◆ **YOUR OBJECTIVE**
Pull each line holding "shoes" out of the entries below.

═══ RECORDS TO USE ═══

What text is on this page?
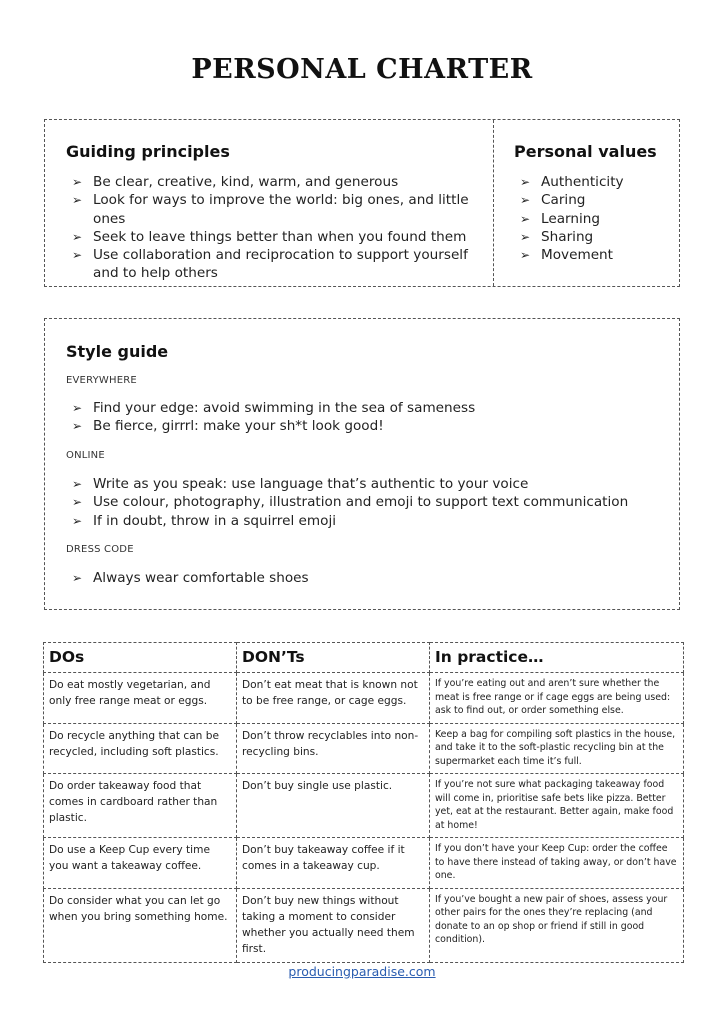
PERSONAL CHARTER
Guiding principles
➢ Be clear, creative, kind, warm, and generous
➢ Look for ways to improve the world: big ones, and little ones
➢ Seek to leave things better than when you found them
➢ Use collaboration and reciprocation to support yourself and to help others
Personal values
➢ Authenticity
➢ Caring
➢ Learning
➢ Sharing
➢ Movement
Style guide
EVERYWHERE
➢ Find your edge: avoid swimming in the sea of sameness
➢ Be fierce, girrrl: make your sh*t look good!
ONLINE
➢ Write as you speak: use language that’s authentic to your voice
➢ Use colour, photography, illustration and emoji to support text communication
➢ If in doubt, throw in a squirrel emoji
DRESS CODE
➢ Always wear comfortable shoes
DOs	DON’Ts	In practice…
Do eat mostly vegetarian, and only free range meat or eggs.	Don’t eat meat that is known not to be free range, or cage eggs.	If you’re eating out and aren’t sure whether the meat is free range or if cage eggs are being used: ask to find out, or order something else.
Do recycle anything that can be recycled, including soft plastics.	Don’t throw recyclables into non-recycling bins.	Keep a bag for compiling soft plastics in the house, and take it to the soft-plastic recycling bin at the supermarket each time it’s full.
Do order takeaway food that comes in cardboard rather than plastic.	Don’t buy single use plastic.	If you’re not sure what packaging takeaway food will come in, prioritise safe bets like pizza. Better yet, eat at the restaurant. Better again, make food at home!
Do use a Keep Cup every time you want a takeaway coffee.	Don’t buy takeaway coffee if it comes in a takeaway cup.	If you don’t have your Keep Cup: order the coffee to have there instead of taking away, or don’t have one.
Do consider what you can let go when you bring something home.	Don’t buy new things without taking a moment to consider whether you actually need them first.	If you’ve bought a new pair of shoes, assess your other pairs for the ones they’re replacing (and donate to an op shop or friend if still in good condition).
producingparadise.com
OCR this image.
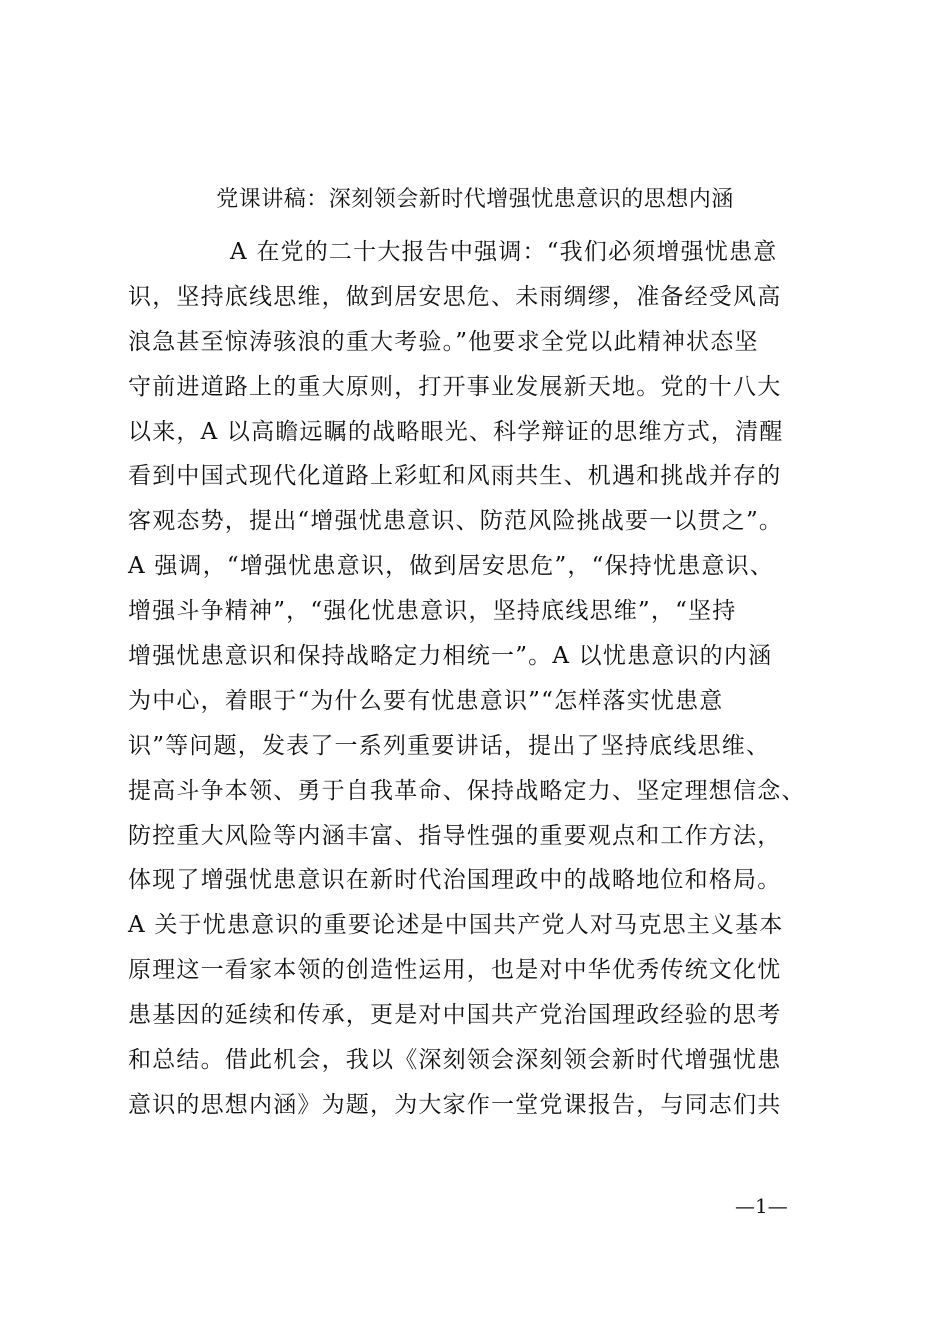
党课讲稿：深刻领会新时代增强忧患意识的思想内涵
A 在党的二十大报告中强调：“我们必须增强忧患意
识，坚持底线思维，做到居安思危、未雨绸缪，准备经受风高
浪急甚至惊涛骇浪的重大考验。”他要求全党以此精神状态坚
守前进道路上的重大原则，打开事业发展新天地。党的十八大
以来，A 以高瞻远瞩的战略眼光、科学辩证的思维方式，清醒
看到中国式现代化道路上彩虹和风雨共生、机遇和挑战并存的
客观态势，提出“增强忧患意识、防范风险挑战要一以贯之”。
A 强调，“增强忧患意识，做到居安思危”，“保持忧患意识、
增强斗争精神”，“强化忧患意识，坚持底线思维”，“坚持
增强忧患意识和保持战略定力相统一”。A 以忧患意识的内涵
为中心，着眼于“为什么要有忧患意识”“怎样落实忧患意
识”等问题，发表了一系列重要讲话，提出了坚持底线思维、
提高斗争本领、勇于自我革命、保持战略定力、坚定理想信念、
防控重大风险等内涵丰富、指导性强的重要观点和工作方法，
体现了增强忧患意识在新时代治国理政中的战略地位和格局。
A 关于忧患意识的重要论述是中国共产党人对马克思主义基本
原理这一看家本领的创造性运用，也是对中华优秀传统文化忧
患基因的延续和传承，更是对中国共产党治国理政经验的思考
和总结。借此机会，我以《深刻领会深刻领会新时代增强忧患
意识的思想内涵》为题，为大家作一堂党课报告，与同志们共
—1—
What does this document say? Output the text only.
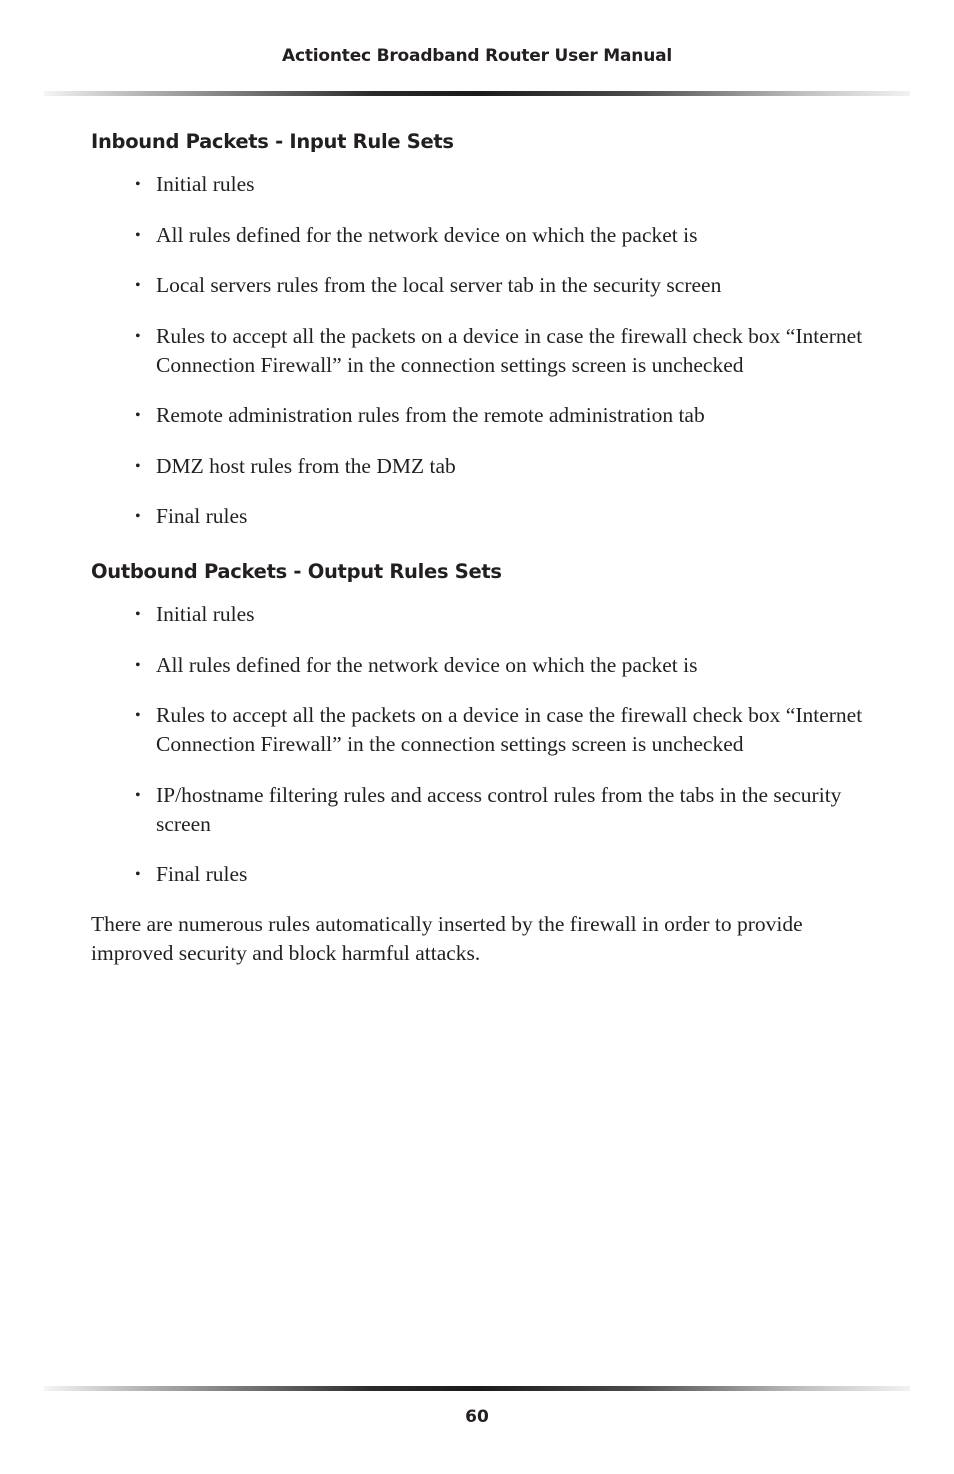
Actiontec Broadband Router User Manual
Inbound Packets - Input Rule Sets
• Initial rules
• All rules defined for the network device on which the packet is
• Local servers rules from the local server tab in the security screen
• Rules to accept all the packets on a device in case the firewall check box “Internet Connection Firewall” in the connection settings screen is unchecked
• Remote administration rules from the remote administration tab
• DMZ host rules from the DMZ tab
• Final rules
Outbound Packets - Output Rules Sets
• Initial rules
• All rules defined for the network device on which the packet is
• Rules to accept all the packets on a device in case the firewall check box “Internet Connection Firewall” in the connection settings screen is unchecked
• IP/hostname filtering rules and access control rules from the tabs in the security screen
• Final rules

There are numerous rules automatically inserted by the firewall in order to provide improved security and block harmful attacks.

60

═══

◆ **COMPLETE ANSWER**
➢ Always wear comfortable shoes
Do consider what you can let go when you bring something home.	Don’t buy new things without taking a moment to consider whether you actually need them first.	If you’ve bought a new pair of shoes, assess your other pairs for the ones they’re replacing (and donate to an op shop or friend if still in good condition).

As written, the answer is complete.